Below is a set of records; restate each one word for word.

• **Provided records**:
-- Start --

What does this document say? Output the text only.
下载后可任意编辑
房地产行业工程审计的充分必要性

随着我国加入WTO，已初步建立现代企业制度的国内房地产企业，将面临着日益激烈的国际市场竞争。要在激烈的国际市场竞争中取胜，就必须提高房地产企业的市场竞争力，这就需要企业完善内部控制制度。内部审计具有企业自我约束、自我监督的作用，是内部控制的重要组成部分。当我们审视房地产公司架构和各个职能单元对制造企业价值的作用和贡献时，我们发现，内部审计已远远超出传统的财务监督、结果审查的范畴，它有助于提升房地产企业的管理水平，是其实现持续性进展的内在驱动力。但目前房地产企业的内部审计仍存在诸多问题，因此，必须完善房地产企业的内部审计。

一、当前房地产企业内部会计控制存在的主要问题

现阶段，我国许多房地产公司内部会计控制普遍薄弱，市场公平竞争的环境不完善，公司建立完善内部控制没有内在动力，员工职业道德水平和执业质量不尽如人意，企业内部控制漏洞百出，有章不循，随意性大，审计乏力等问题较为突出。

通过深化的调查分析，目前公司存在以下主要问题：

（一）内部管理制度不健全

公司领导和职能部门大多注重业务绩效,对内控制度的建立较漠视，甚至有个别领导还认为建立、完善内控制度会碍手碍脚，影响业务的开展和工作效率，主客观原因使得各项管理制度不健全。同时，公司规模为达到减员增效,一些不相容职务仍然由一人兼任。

-- End --

• **Exercise result**:
What does this document say? Output the text only.
下载后可任意编辑
房地产行业工程审计的充分必要性

随着我国加入WTO，已初步建立现代企业制度的国内房地产企业，将面临着日益激烈的国际市场竞争。要在激烈的国际市场竞争中取胜，就必须提高房地产企业的市场竞争力，这就需要企业完善内部控制制度。内部审计具有企业自我约束、自我监督的作用，是内部控制的重要组成部分。当我们审视房地产公司架构和各个职能单元对制造企业价值的作用和贡献时，我们发现，内部审计已远远超出传统的财务监督、结果审查的范畴，它有助于提升房地产企业的管理水平，是其实现持续性进展的内在驱动力。但目前房地产企业的内部审计仍存在诸多问题，因此，必须完善房地产企业的内部审计。

一、当前房地产企业内部会计控制存在的主要问题

现阶段，我国许多房地产公司内部会计控制普遍薄弱，市场公平竞争的环境不完善，公司建立完善内部控制没有内在动力，员工职业道德水平和执业质量不尽如人意，企业内部控制漏洞百出，有章不循，随意性大，审计乏力等问题较为突出。

通过深化的调查分析，目前公司存在以下主要问题：

（一）内部管理制度不健全

公司领导和职能部门大多注重业务绩效,对内控制度的建立较漠视，甚至有个别领导还认为建立、完善内控制度会碍手碍脚，影响业务的开展和工作效率，主客观原因使得各项管理制度不健全。同时，公司规模为达到减员增效,一些不相容职务仍然由一人兼任。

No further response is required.